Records
<<<<
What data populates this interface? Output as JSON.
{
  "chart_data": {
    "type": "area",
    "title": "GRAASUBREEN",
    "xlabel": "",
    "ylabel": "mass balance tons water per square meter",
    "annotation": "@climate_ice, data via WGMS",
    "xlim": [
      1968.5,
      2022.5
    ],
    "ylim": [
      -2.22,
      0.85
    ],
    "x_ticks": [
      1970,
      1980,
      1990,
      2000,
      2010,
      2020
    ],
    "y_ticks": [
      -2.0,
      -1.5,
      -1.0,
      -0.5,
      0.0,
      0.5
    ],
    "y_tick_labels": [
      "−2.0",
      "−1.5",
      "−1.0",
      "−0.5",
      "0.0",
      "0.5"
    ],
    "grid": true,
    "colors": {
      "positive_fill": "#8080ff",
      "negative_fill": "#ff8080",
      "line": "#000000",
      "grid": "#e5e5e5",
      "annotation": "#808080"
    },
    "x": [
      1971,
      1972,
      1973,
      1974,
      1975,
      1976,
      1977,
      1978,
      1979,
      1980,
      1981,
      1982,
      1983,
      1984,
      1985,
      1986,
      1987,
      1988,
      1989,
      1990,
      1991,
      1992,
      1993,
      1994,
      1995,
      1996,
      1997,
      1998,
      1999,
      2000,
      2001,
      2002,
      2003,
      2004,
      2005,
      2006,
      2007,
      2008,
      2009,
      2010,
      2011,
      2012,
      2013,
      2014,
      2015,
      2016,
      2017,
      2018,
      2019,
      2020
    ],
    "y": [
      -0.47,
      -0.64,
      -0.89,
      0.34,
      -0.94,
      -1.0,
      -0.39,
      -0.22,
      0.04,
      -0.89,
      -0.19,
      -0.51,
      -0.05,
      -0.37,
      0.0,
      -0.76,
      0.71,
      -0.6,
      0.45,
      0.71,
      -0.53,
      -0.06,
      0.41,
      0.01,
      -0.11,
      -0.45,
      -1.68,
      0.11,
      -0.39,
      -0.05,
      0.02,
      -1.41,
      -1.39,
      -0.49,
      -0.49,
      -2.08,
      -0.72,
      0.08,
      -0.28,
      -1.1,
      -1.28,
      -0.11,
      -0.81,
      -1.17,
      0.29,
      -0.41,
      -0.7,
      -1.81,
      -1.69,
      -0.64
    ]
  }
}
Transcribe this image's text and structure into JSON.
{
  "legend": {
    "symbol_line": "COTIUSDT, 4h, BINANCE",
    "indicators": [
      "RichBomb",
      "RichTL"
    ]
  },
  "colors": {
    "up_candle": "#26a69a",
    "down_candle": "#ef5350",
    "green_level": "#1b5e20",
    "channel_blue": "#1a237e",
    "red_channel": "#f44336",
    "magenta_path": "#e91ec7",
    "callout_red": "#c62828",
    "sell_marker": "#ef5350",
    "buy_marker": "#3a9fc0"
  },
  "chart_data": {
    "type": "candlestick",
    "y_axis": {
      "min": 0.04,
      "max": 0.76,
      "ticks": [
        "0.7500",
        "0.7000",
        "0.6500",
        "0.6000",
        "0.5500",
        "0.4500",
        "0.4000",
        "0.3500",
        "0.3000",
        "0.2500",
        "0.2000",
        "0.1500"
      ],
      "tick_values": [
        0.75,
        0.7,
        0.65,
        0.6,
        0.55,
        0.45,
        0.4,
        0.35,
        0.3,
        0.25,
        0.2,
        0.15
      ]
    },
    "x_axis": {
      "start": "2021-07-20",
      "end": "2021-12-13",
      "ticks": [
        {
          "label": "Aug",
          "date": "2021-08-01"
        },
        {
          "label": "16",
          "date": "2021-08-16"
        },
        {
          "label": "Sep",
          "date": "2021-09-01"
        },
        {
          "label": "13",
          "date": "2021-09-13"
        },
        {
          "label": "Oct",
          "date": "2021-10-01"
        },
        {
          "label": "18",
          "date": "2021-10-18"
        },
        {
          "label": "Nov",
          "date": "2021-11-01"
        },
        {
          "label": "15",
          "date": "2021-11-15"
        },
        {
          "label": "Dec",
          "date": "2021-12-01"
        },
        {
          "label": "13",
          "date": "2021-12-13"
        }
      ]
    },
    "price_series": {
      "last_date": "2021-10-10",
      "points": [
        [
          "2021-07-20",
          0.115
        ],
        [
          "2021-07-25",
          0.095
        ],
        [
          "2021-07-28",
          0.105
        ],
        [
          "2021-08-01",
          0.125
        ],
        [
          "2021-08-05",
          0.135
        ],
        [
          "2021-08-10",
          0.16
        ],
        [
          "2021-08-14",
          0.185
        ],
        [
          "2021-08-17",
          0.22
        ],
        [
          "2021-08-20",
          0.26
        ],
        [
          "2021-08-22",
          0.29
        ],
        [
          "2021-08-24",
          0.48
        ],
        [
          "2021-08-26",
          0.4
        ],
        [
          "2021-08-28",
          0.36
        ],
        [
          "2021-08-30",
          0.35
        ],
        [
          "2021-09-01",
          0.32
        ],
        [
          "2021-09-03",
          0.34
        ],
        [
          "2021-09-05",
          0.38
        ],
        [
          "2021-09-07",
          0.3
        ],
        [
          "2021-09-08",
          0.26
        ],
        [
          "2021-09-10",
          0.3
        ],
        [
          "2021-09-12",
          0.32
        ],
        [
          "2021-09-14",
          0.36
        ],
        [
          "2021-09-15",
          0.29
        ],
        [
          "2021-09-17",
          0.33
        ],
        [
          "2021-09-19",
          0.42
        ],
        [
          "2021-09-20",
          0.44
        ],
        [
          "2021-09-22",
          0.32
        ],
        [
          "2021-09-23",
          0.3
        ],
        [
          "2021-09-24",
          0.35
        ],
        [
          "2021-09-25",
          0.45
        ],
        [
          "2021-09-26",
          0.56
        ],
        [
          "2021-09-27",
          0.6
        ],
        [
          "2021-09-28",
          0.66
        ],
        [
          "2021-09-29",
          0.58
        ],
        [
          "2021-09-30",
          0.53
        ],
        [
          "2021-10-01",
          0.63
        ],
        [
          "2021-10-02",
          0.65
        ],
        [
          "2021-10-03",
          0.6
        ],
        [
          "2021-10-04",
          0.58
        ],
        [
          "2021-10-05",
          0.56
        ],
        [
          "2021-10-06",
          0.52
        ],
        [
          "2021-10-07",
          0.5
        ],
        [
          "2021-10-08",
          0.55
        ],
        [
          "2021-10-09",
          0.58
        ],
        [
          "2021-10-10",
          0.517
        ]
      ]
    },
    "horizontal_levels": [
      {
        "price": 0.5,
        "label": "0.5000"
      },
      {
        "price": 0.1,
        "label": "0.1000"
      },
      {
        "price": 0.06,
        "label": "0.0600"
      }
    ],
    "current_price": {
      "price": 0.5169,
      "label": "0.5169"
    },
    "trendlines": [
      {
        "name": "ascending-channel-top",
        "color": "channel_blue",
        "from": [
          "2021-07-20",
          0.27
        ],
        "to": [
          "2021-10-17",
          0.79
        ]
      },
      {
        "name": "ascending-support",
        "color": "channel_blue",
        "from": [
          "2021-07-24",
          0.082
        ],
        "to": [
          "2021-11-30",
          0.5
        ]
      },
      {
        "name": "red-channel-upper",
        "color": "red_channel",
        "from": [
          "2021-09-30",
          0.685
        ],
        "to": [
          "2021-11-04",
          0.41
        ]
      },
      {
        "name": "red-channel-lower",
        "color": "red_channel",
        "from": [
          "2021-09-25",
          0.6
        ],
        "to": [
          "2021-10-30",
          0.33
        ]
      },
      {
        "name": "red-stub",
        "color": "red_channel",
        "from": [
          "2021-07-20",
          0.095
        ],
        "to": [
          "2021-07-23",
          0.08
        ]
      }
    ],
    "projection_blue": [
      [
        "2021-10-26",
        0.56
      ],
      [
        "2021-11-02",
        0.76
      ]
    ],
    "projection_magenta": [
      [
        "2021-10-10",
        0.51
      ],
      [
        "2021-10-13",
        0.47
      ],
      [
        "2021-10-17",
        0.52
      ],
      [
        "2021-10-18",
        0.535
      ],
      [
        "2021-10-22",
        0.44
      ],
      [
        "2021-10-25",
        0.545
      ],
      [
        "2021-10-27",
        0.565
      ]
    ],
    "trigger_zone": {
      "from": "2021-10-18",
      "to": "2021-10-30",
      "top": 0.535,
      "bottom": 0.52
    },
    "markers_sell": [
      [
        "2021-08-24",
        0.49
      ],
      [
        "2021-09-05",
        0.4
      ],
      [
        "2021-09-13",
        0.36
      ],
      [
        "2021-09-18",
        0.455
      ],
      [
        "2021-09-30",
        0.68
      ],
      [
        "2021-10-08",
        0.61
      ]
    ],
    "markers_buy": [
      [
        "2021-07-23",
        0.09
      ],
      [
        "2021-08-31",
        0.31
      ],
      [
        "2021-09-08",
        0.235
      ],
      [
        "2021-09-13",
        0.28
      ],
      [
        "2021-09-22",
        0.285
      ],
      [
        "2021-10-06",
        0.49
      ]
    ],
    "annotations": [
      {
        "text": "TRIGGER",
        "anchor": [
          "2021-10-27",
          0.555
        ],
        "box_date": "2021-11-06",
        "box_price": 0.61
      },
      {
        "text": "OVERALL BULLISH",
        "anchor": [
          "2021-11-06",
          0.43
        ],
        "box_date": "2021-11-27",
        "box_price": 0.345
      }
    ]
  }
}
>>>>
(WRITTEN INSTRUCTION) Of the lines above, how many contain the string "JSON"? Only the number is required.

(SOLVED PROBLEM) 2